▶ **Trecho da página**
O mesmo ano ainda teve a incômoda divulgação, por parte do ex-governador Anthony Garotinho, de fotos da farra numa viagem de Cabral à Europa com outros secretários, como o da Saúde, Sérgio Côrtes, e o de Governo, Wilson Carlos. Foi a chamada “gangue dos guardanapos”. Nada, porém, era suficiente para derrubar a pompa do alcaide. No fim de 2012, sob protestos da oposição, ele sequer foi citado no relatório final da CPI do Cachoeira.Foi em 2013 que os gritos começaram a ecoar mais alto no Leblon. Na carona das manifestações multifacetadas de junho, o “Ocupa Cabral” ressurgiu. Se tinha uma relação de distância com a imprensa local, acabou ganhando o mundo, com reportagens de correspondentes estrangeiros que queriam saber mais sobre aquele protesto, durante a realização da Copa das Confederações.
Com o fim do torneio e os olhos do resto do mundo já mais distantes, a conhecida truculência policial fez o silêncio voltar ao bairro nobre da Zona Sul carioca. Até as luzes da orla foram apagadas para dificultar o registro da retirada dos manifestantes. Mas a ocupação retornou novamente. E com o reforço de um grito tão incômodo quanto o de “ditador”.

▶ **Tarefa A**
No trecho sobre o protesto Ocupa Cabral, durante qual torneio os correspondentes estrangeiros fizeram reportagens sobre a manifestação?
▶ **Tarefa B**
Retome o trecho sobre o protesto Ocupa Cabral logo após a última frase.

▶ **Entradas fornecidas**
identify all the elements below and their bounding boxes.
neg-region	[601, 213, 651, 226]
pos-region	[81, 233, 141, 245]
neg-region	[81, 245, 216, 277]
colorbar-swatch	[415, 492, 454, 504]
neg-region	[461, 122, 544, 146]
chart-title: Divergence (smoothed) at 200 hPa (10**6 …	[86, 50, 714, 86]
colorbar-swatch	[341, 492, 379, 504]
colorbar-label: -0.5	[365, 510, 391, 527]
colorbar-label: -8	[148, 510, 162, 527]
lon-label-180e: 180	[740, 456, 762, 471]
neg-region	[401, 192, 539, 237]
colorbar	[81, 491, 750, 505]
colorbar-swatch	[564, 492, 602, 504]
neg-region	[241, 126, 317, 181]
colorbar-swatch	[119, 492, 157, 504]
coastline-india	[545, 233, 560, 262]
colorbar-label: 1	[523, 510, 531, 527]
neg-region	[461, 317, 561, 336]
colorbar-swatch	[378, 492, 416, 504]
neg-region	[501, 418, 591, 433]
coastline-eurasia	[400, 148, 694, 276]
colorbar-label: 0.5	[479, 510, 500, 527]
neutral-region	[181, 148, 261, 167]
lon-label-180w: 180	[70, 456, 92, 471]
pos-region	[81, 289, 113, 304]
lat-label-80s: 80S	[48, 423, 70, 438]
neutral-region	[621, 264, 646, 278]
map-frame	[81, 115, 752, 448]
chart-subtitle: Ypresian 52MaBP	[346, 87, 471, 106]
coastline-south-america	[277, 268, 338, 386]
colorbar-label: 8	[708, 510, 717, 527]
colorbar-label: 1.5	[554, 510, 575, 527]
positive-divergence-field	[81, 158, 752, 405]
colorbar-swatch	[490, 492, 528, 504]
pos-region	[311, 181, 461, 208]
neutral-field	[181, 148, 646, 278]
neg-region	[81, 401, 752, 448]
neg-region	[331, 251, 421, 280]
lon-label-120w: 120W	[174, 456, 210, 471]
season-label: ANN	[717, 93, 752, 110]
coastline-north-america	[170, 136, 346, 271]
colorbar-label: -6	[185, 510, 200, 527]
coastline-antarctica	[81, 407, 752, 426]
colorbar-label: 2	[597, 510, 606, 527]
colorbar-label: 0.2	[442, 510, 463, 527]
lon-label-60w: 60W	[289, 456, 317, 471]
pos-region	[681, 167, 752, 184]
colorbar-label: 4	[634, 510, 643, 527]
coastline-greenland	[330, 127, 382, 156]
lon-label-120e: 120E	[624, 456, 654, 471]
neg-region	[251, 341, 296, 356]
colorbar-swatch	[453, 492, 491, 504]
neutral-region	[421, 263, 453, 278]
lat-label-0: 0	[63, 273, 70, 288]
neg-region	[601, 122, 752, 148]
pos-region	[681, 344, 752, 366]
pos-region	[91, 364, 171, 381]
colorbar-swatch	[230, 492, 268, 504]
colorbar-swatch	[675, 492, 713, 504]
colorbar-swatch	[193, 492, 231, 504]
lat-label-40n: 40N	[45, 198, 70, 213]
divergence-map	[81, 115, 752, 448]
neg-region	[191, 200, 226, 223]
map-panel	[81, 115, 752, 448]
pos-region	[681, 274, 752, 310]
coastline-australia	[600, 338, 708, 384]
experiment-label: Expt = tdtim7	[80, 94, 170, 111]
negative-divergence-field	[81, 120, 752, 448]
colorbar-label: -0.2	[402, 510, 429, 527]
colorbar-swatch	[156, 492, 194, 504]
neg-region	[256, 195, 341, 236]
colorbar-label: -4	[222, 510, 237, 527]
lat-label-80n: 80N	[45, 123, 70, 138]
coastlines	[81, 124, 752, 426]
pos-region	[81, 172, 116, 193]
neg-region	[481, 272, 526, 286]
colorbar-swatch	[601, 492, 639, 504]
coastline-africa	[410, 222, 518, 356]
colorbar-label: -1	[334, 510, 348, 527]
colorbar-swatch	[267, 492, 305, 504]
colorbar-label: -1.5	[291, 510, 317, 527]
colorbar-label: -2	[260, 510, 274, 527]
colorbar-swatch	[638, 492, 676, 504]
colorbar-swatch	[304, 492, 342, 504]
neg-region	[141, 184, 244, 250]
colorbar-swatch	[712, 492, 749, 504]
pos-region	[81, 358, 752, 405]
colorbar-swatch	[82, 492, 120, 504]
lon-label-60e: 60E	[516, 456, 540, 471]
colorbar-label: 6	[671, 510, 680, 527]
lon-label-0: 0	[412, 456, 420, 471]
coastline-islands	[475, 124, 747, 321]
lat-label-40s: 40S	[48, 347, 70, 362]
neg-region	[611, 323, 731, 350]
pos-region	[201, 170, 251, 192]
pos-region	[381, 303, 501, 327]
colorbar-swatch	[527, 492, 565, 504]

▶ **Resultado A**
Durante a Copa das Confederações.

▶ **Resultado B**
A terceira e última etapa do “Ocupa Cabral” foi a mais longa. Durou de 28 de julho a 6 de setembro de 2013. E, no início de agosto, chegou a ganhar o reforço de moradores da Rocinha. “Cabral, bandido, cadê o Amarildo?” era o refrão que iria atormentar definitivamente o sono do governador. O desaparecimento do pedreiro, morador da comunidade, cujo corpo nunca foi encontrado, num território teoricamente “pacificado”, foi um baque que ressoou sem parar. No ano passado, 13 policiais militares foram condenados no processo do caso.
Quando saíram do Leblon, os últimos manifestantes deixaram um governador já bem mais desgastado. Ainda que denúncias, como a de uso de helicópteros do estado para fins particulares, tivessem sido engavetadas pelo Ministério Público do Rio, Cabral foi aos poucos rumando para os bastidores.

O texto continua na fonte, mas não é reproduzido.